#### EXERCISE INPUTS ####
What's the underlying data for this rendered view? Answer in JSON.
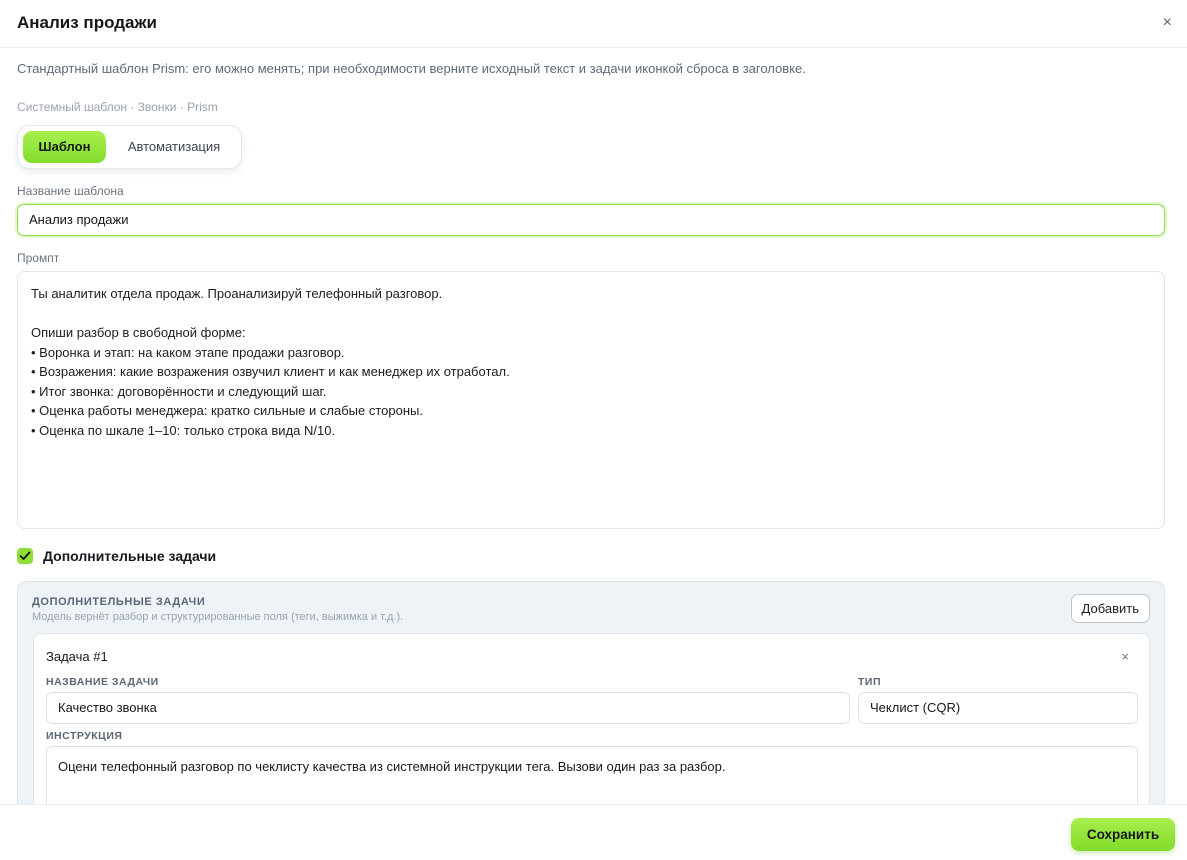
{
  "header": {
    "title": "Анализ продажи",
    "close_icon": "×"
  },
  "info_text": "Стандартный шаблон Prism: его можно менять; при необходимости верните исходный текст и задачи иконкой сброса в заголовке.",
  "meta_text": "Системный шаблон · Звонки · Prism",
  "tabs": [
    {
      "label": "Шаблон",
      "active": true
    },
    {
      "label": "Автоматизация",
      "active": false
    }
  ],
  "name_field": {
    "label": "Название шаблона",
    "value": "Анализ продажи"
  },
  "prompt_field": {
    "label": "Промпт",
    "lines": [
      "Ты аналитик отдела продаж. Проанализируй телефонный разговор.",
      "",
      "Опиши разбор в свободной форме:",
      "• Воронка и этап: на каком этапе продажи разговор.",
      "• Возражения: какие возражения озвучил клиент и как менеджер их отработал.",
      "• Итог звонка: договорённости и следующий шаг.",
      "• Оценка работы менеджера: кратко сильные и слабые стороны.",
      "• Оценка по шкале 1–10: только строка вида N/10."
    ]
  },
  "extra_tasks_toggle": {
    "label": "Дополнительные задачи",
    "checked": true
  },
  "tasks_panel": {
    "title": "ДОПОЛНИТЕЛЬНЫЕ ЗАДАЧИ",
    "subtitle": "Модель вернёт разбор и структурированные поля (теги, выжимка и т.д.).",
    "add_label": "Добавить",
    "task": {
      "heading": "Задача #1",
      "close_icon": "×",
      "name_label": "НАЗВАНИЕ ЗАДАЧИ",
      "name_value": "Качество звонка",
      "type_label": "ТИП",
      "type_value": "Чеклист (CQR)",
      "instruction_label": "ИНСТРУКЦИЯ",
      "instruction_value": "Оцени телефонный разговор по чеклисту качества из системной инструкции тега. Вызови один раз за разбор."
    }
  },
  "footer": {
    "save_label": "Сохранить"
  },
  "colors": {
    "accent": "#8fdf36",
    "accent_dark": "#82dc2a",
    "panel_bg": "#eef3f8"
  }
}
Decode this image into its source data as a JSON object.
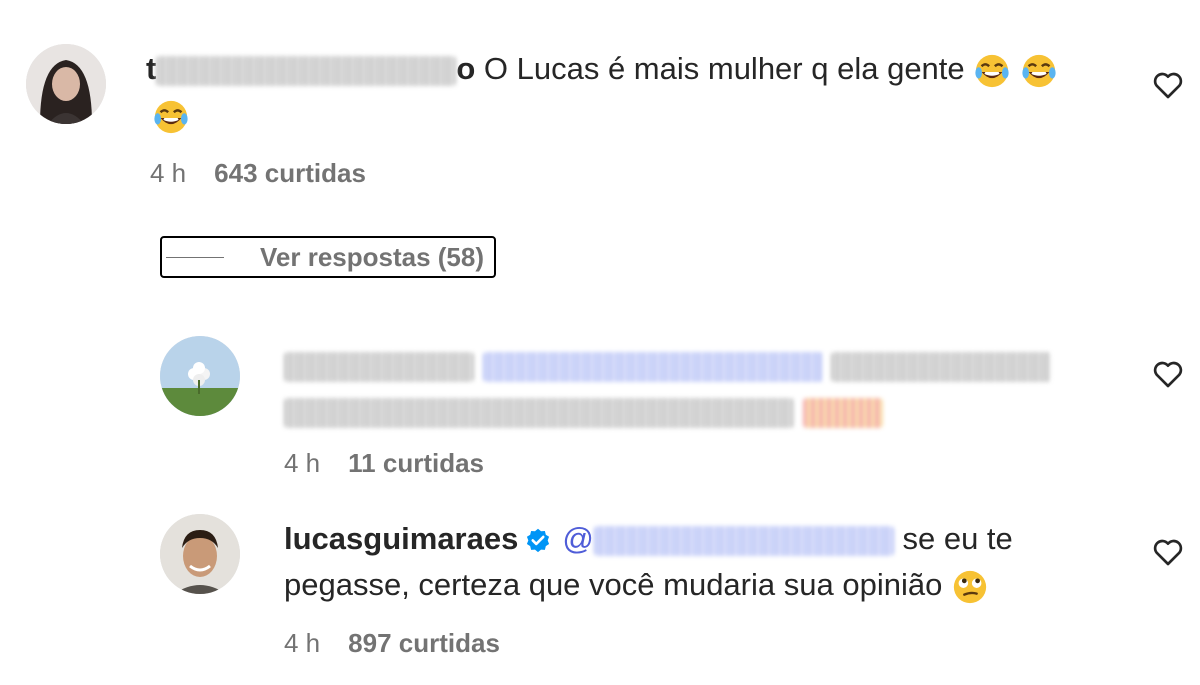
{
  "comments": [
    {
      "username_visible": "t",
      "username_suffix": "o",
      "text": "O Lucas é mais mulher q ela gente",
      "emojis": [
        "joy-emoji",
        "joy-emoji",
        "joy-emoji"
      ],
      "time": "4 h",
      "likes": "643 curtidas"
    },
    {
      "time": "4 h",
      "likes": "11 curtidas"
    },
    {
      "username": "lucasguimaraes",
      "mention_prefix": "@",
      "text_line1": "se eu te",
      "text_line2": "pegasse, certeza que você mudaria sua opinião",
      "emoji": "face-with-rolling-eyes-emoji",
      "time": "4 h",
      "likes": "897 curtidas"
    }
  ],
  "replies_button": {
    "label": "Ver respostas (58)"
  },
  "colors": {
    "text": "#262626",
    "meta": "#737373",
    "mention": "#4f5dd8",
    "verified": "#0095f6"
  }
}
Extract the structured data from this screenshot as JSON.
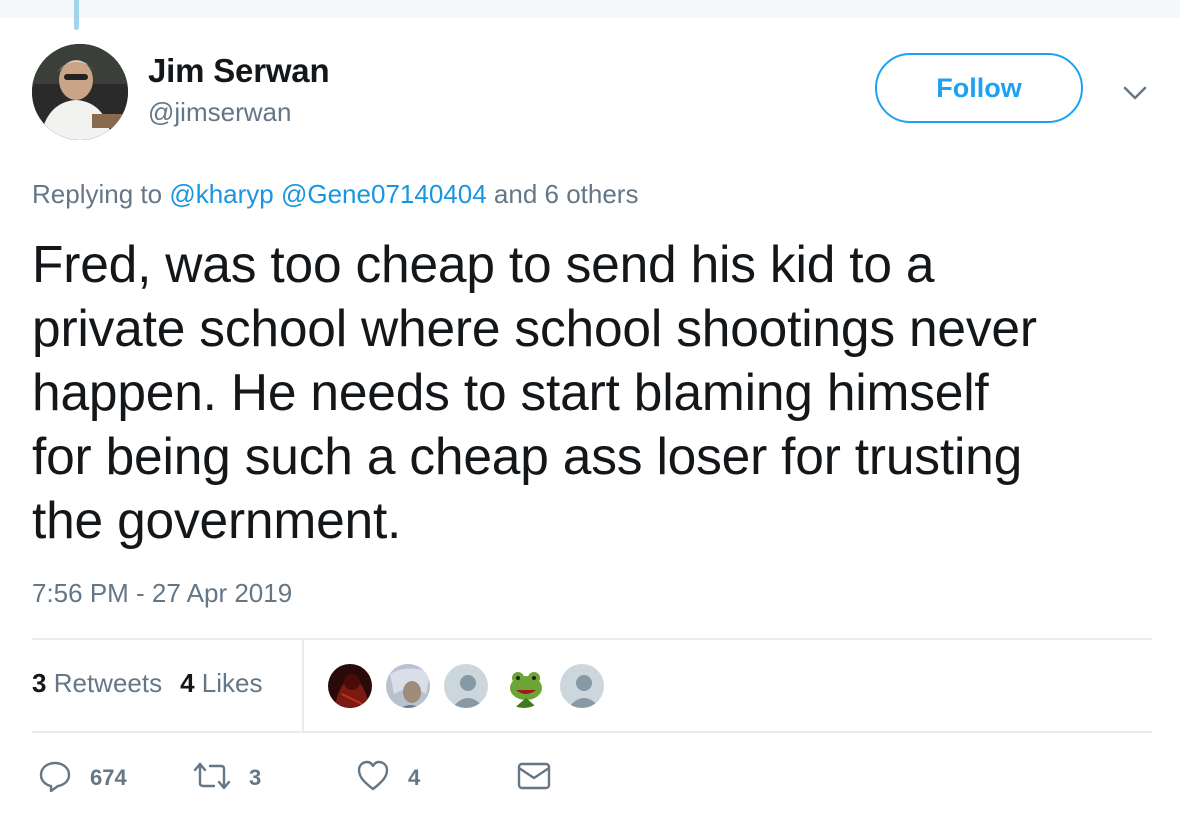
{
  "tweet": {
    "author": {
      "name": "Jim Serwan",
      "handle": "@jimserwan"
    },
    "follow_label": "Follow",
    "reply": {
      "prefix": "Replying to",
      "mention_1": "@kharyp",
      "mention_2": "@Gene07140404",
      "suffix": "and 6 others"
    },
    "text_lines": [
      "Fred, was too cheap to send his kid to a",
      "private school where school shootings never",
      "happen. He needs to start blaming himself",
      "for being such a cheap ass loser for trusting",
      "the government."
    ],
    "timestamp": "7:56 PM - 27 Apr 2019",
    "stats": {
      "retweets_count": "3",
      "retweets_label": "Retweets",
      "likes_count": "4",
      "likes_label": "Likes"
    },
    "actions": {
      "replies": "674",
      "retweets": "3",
      "likes": "4"
    },
    "icons": [
      "chevron-down-icon",
      "reply-icon",
      "retweet-icon",
      "heart-icon",
      "message-icon"
    ],
    "colors": {
      "accent": "#1da1f2",
      "mention": "#1b95e0",
      "muted": "#657786",
      "text": "#14171a",
      "divider": "#e6ecf0"
    }
  }
}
####
> INSTRUCTIONS FOR THE TASK: Pictures don't belong in the copy. Restate all the entries exactly.

> TASK RESPONSE:
What's the underlying data for this rendered view? Answer in JSON.
{
  "header": {
    "title": "Анализ продажи",
    "close_icon": "×"
  },
  "info_text": "Стандартный шаблон Prism: его можно менять; при необходимости верните исходный текст и задачи иконкой сброса в заголовке.",
  "meta_text": "Системный шаблон · Звонки · Prism",
  "tabs": [
    {
      "label": "Шаблон",
      "active": true
    },
    {
      "label": "Автоматизация",
      "active": false
    }
  ],
  "name_field": {
    "label": "Название шаблона",
    "value": "Анализ продажи"
  },
  "prompt_field": {
    "label": "Промпт",
    "lines": [
      "Ты аналитик отдела продаж. Проанализируй телефонный разговор.",
      "",
      "Опиши разбор в свободной форме:",
      "• Воронка и этап: на каком этапе продажи разговор.",
      "• Возражения: какие возражения озвучил клиент и как менеджер их отработал.",
      "• Итог звонка: договорённости и следующий шаг.",
      "• Оценка работы менеджера: кратко сильные и слабые стороны.",
      "• Оценка по шкале 1–10: только строка вида N/10."
    ]
  },
  "extra_tasks_toggle": {
    "label": "Дополнительные задачи",
    "checked": true
  },
  "tasks_panel": {
    "title": "ДОПОЛНИТЕЛЬНЫЕ ЗАДАЧИ",
    "subtitle": "Модель вернёт разбор и структурированные поля (теги, выжимка и т.д.).",
    "add_label": "Добавить",
    "task": {
      "heading": "Задача #1",
      "close_icon": "×",
      "name_label": "НАЗВАНИЕ ЗАДАЧИ",
      "name_value": "Качество звонка",
      "type_label": "ТИП",
      "type_value": "Чеклист (CQR)",
      "instruction_label": "ИНСТРУКЦИЯ",
      "instruction_value": "Оцени телефонный разговор по чеклисту качества из системной инструкции тега. Вызови один раз за разбор."
    }
  },
  "footer": {
    "save_label": "Сохранить"
  },
  "colors": {
    "accent": "#8fdf36",
    "accent_dark": "#82dc2a",
    "panel_bg": "#eef3f8"
  }
}
Decode this image into its source data as a JSON object.
{
  "comments": [
    {
      "username_visible": "t",
      "username_suffix": "o",
      "text": "O Lucas é mais mulher q ela gente",
      "emojis": [
        "joy-emoji",
        "joy-emoji",
        "joy-emoji"
      ],
      "time": "4 h",
      "likes": "643 curtidas"
    },
    {
      "time": "4 h",
      "likes": "11 curtidas"
    },
    {
      "username": "lucasguimaraes",
      "mention_prefix": "@",
      "text_line1": "se eu te",
      "text_line2": "pegasse, certeza que você mudaria sua opinião",
      "emoji": "face-with-rolling-eyes-emoji",
      "time": "4 h",
      "likes": "897 curtidas"
    }
  ],
  "replies_button": {
    "label": "Ver respostas (58)"
  },
  "colors": {
    "text": "#262626",
    "meta": "#737373",
    "mention": "#4f5dd8",
    "verified": "#0095f6"
  }
}
Extract the structured data from this screenshot as JSON.
{
  "tweet": {
    "author": {
      "name": "Jim Serwan",
      "handle": "@jimserwan"
    },
    "follow_label": "Follow",
    "reply": {
      "prefix": "Replying to",
      "mention_1": "@kharyp",
      "mention_2": "@Gene07140404",
      "suffix": "and 6 others"
    },
    "text_lines": [
      "Fred, was too cheap to send his kid to a",
      "private school where school shootings never",
      "happen. He needs to start blaming himself",
      "for being such a cheap ass loser for trusting",
      "the government."
    ],
    "timestamp": "7:56 PM - 27 Apr 2019",
    "stats": {
      "retweets_count": "3",
      "retweets_label": "Retweets",
      "likes_count": "4",
      "likes_label": "Likes"
    },
    "actions": {
      "replies": "674",
      "retweets": "3",
      "likes": "4"
    },
    "icons": [
      "chevron-down-icon",
      "reply-icon",
      "retweet-icon",
      "heart-icon",
      "message-icon"
    ],
    "colors": {
      "accent": "#1da1f2",
      "mention": "#1b95e0",
      "muted": "#657786",
      "text": "#14171a",
      "divider": "#e6ecf0"
    }
  }
}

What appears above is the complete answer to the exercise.